• **TASK GOAL**: Count how many lines include "PLATE" and answer with that number only.
━━━ ENTRIES
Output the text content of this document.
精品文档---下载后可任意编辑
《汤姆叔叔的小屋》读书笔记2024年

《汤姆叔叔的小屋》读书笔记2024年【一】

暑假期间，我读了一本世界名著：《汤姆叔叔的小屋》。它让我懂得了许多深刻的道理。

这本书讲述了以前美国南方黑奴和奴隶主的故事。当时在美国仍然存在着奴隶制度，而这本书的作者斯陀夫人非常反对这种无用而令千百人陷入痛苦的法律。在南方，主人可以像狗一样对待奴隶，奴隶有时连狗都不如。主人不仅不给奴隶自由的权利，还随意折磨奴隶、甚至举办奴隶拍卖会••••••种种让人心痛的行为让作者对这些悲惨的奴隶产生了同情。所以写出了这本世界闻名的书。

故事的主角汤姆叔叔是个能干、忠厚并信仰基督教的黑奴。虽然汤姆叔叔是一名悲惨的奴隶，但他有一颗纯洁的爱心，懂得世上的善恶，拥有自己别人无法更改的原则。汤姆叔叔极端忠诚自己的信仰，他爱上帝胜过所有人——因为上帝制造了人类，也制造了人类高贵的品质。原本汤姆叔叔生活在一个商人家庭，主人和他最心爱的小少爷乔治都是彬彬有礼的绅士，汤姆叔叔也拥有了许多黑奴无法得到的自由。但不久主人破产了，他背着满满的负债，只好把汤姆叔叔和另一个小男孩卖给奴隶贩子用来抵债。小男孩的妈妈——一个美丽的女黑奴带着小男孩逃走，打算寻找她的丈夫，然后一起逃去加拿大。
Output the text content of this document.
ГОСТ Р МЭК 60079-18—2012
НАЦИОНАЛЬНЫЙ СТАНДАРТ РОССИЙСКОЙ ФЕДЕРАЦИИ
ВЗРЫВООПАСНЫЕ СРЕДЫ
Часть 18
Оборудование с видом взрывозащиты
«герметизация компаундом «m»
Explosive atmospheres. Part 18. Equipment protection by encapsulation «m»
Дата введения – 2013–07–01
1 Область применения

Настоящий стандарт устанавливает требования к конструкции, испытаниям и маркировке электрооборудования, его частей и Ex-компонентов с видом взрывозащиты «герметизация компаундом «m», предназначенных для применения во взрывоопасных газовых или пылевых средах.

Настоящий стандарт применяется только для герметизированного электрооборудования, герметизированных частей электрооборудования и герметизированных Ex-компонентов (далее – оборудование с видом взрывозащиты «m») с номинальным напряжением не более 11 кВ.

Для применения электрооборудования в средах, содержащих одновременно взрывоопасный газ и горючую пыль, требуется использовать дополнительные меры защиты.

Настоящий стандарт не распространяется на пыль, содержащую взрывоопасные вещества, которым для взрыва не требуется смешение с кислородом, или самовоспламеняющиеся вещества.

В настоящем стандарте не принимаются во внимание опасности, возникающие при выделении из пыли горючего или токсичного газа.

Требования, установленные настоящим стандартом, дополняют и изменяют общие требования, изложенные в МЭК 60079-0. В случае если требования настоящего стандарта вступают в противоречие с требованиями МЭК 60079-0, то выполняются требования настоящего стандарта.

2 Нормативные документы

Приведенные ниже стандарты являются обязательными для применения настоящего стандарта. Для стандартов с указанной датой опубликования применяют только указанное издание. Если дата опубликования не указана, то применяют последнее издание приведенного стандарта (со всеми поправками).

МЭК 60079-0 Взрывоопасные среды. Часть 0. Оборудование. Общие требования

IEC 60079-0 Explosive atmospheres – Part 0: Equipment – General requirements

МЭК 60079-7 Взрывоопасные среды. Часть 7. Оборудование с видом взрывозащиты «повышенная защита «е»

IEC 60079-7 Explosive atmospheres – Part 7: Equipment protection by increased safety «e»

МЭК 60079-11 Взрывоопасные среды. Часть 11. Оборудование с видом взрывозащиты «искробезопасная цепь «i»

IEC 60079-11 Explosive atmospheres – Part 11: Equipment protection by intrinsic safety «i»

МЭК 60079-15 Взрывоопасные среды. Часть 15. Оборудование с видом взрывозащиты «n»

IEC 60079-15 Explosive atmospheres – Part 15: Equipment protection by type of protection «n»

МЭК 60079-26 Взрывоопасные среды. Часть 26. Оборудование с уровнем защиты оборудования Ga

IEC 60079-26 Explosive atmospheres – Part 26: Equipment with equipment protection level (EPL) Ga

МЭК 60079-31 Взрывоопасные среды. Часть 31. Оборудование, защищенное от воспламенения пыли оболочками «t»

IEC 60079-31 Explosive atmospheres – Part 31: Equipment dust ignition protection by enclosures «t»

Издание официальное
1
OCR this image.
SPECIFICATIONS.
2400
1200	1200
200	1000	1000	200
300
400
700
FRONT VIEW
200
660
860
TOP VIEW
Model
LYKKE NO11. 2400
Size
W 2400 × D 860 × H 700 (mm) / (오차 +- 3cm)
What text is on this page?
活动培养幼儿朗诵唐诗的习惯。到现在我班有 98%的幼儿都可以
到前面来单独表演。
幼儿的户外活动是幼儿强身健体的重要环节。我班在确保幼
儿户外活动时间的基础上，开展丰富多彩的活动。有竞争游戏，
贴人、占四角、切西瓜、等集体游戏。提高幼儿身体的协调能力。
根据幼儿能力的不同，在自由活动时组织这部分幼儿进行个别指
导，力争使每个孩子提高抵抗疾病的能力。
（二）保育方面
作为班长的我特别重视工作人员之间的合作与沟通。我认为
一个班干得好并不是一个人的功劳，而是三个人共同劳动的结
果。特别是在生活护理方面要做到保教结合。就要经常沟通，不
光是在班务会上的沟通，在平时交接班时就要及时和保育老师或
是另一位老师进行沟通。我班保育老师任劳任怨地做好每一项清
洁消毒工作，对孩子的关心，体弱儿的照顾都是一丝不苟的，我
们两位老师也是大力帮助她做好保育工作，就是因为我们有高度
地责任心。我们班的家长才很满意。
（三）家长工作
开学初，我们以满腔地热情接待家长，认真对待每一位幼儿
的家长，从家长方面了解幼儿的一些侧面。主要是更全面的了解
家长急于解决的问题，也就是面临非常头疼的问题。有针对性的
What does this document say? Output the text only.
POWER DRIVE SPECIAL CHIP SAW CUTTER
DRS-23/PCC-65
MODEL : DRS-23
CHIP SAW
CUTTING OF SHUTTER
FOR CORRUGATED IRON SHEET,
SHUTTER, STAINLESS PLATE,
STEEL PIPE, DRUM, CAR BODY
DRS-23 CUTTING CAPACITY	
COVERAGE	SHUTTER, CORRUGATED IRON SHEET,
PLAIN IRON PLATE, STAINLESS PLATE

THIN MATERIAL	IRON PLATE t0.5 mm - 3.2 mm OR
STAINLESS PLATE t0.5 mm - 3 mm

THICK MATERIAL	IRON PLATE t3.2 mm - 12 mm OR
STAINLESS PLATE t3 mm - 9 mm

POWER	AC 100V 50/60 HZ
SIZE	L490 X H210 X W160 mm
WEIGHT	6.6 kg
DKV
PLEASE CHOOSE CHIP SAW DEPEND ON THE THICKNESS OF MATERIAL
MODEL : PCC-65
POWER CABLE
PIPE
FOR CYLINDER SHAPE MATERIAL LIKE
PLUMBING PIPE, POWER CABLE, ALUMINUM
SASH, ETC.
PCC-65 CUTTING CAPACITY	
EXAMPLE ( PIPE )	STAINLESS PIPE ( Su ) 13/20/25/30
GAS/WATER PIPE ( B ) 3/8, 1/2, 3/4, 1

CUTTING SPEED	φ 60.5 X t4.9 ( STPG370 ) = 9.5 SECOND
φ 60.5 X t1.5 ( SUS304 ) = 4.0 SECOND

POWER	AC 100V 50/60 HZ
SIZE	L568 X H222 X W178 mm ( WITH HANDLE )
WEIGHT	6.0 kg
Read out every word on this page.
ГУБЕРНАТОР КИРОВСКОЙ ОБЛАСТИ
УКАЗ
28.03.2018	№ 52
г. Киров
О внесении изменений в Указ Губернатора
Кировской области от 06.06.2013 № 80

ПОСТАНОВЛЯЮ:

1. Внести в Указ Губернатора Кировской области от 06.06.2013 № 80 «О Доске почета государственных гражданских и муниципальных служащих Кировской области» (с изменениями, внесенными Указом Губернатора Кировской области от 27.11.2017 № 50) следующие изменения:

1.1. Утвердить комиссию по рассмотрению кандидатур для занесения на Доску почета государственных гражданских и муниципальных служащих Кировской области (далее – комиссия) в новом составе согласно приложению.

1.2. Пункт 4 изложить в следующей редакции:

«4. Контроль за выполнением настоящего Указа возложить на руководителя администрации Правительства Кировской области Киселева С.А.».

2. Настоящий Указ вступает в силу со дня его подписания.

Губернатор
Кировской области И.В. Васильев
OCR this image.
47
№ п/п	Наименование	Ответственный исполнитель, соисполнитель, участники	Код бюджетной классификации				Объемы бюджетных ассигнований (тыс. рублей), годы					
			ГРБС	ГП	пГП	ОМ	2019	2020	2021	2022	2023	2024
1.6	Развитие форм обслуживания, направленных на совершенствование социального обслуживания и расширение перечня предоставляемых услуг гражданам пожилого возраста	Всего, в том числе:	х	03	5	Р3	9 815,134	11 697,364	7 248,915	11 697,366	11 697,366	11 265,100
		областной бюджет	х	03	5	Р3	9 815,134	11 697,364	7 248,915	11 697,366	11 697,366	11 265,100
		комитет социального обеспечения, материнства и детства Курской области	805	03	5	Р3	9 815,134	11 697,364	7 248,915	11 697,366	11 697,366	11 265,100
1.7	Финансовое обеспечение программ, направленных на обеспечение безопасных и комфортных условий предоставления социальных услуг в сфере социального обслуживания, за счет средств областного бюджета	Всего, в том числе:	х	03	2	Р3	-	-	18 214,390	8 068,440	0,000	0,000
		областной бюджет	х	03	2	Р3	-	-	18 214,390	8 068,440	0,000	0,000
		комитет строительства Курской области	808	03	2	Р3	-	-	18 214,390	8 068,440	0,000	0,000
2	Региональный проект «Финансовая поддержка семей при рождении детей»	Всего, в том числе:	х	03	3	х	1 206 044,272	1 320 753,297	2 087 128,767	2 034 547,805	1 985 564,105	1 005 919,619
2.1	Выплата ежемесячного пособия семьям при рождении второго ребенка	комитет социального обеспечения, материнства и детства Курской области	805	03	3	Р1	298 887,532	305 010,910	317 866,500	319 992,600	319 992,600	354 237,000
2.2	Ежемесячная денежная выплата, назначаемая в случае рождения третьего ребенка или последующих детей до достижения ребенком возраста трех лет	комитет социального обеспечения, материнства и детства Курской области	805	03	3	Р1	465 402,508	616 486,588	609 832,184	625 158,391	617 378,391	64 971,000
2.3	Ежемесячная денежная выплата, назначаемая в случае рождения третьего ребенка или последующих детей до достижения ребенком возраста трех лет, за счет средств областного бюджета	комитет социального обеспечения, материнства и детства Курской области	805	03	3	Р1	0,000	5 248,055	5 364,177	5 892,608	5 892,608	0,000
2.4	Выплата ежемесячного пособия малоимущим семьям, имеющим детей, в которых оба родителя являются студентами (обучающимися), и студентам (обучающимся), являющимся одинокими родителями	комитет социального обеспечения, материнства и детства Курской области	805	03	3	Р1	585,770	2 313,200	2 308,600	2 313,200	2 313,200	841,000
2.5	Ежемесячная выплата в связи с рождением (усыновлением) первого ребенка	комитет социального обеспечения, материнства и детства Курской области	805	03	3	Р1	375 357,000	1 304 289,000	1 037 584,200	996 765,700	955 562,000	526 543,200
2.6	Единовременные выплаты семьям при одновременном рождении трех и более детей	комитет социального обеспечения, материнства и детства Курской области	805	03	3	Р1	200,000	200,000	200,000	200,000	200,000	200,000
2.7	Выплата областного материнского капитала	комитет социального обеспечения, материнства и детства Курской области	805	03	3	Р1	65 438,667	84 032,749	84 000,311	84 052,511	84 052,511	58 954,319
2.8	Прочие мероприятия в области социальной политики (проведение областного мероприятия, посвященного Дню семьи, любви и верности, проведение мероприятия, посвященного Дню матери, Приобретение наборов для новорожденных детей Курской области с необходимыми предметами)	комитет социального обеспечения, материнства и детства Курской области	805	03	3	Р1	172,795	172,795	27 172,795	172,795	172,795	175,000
━━━━━━
• **COMPLETED TASK**: 6